> [Exercise details]: In the entries below, count each line holding the word "this". Answer with the total alone.

> [Supplied records]:
================

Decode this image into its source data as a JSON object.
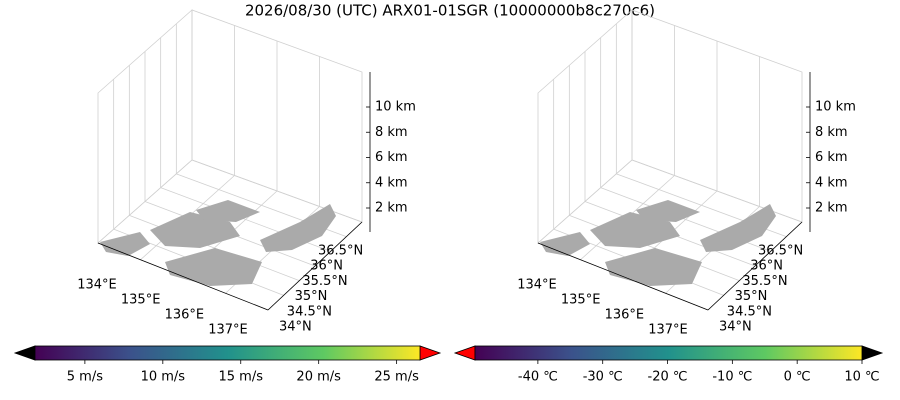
{
  "title": "2026/08/30 (UTC) ARX01-01SGR (10000000b8c270c6)",
  "panels": [
    {
      "x_ticks": [
        "134°E",
        "135°E",
        "136°E",
        "137°E"
      ],
      "y_ticks": [
        "34°N",
        "34.5°N",
        "35°N",
        "35.5°N",
        "36°N",
        "36.5°N"
      ],
      "z_ticks": [
        "2 km",
        "4 km",
        "6 km",
        "8 km",
        "10 km"
      ]
    },
    {
      "x_ticks": [
        "134°E",
        "135°E",
        "136°E",
        "137°E"
      ],
      "y_ticks": [
        "34°N",
        "34.5°N",
        "35°N",
        "35.5°N",
        "36°N",
        "36.5°N"
      ],
      "z_ticks": [
        "2 km",
        "4 km",
        "6 km",
        "8 km",
        "10 km"
      ]
    }
  ],
  "colorbars": [
    {
      "lim": [
        1.8,
        26.5
      ],
      "ticks": [
        {
          "value": 5,
          "label": "5 m/s"
        },
        {
          "value": 10,
          "label": "10 m/s"
        },
        {
          "value": 15,
          "label": "15 m/s"
        },
        {
          "value": 20,
          "label": "20 m/s"
        },
        {
          "value": 25,
          "label": "25 m/s"
        }
      ]
    },
    {
      "lim": [
        -49.7,
        10
      ],
      "ticks": [
        {
          "value": -40,
          "label": "-40 ℃"
        },
        {
          "value": -30,
          "label": "-30 ℃"
        },
        {
          "value": -20,
          "label": "-20 ℃"
        },
        {
          "value": -10,
          "label": "-10 ℃"
        },
        {
          "value": 0,
          "label": "0 ℃"
        },
        {
          "value": 10,
          "label": "10 ℃"
        }
      ]
    }
  ]
}
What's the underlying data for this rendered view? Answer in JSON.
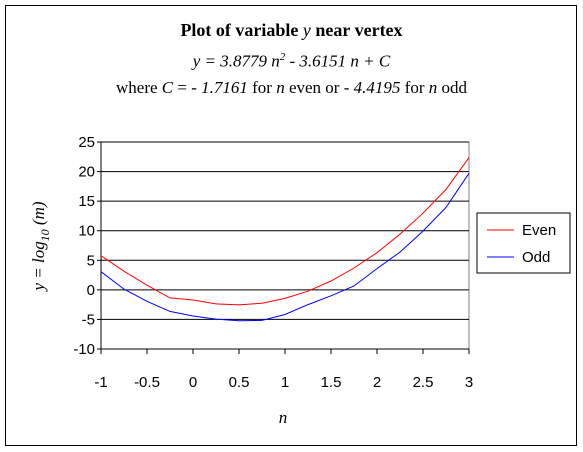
{
  "titles": {
    "line1_pre": "Plot of variable ",
    "line1_var": "y",
    "line1_post": " near vertex",
    "line2_a": "y = 3.8779 n",
    "line2_exp": "2",
    "line2_b": " - 3.6151 n + C",
    "line3_where": "where ",
    "line3_C": "C",
    "line3_eq": " = ",
    "line3_v1": "- 1.7161",
    "line3_for1": " for ",
    "line3_n1": "n",
    "line3_even": " even or ",
    "line3_v2": "- 4.4195",
    "line3_for2": " for ",
    "line3_n2": "n",
    "line3_odd": " odd"
  },
  "chart_data": {
    "type": "line",
    "title": "Plot of variable y near vertex",
    "xlabel": "n",
    "ylabel": "y = log 10 (m)",
    "xlim": [
      -1,
      3
    ],
    "ylim": [
      -10,
      25
    ],
    "xticks": [
      "-1",
      "-0.5",
      "0",
      "0.5",
      "1",
      "1.5",
      "2",
      "2.5",
      "3"
    ],
    "yticks": [
      "25",
      "20",
      "15",
      "10",
      "5",
      "0",
      "-5",
      "-10"
    ],
    "grid": "horizontal",
    "legend_position": "right",
    "x": [
      -1,
      -0.75,
      -0.5,
      -0.25,
      0,
      0.25,
      0.5,
      0.75,
      1,
      1.25,
      1.5,
      1.75,
      2,
      2.25,
      2.5,
      2.75,
      3
    ],
    "series": [
      {
        "name": "Even",
        "color": "#ff0000",
        "values": [
          5.77,
          3.16,
          0.78,
          -1.36,
          -1.72,
          -2.37,
          -2.55,
          -2.25,
          -1.45,
          -0.22,
          1.5,
          3.69,
          6.28,
          9.41,
          12.96,
          16.98,
          22.36
        ]
      },
      {
        "name": "Odd",
        "color": "#0000ff",
        "values": [
          3.07,
          0.13,
          -1.93,
          -3.65,
          -4.42,
          -4.94,
          -5.24,
          -5.17,
          -4.16,
          -2.5,
          -1.0,
          0.66,
          3.6,
          6.38,
          9.93,
          13.95,
          19.7
        ]
      }
    ]
  }
}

================

> [Result]: 2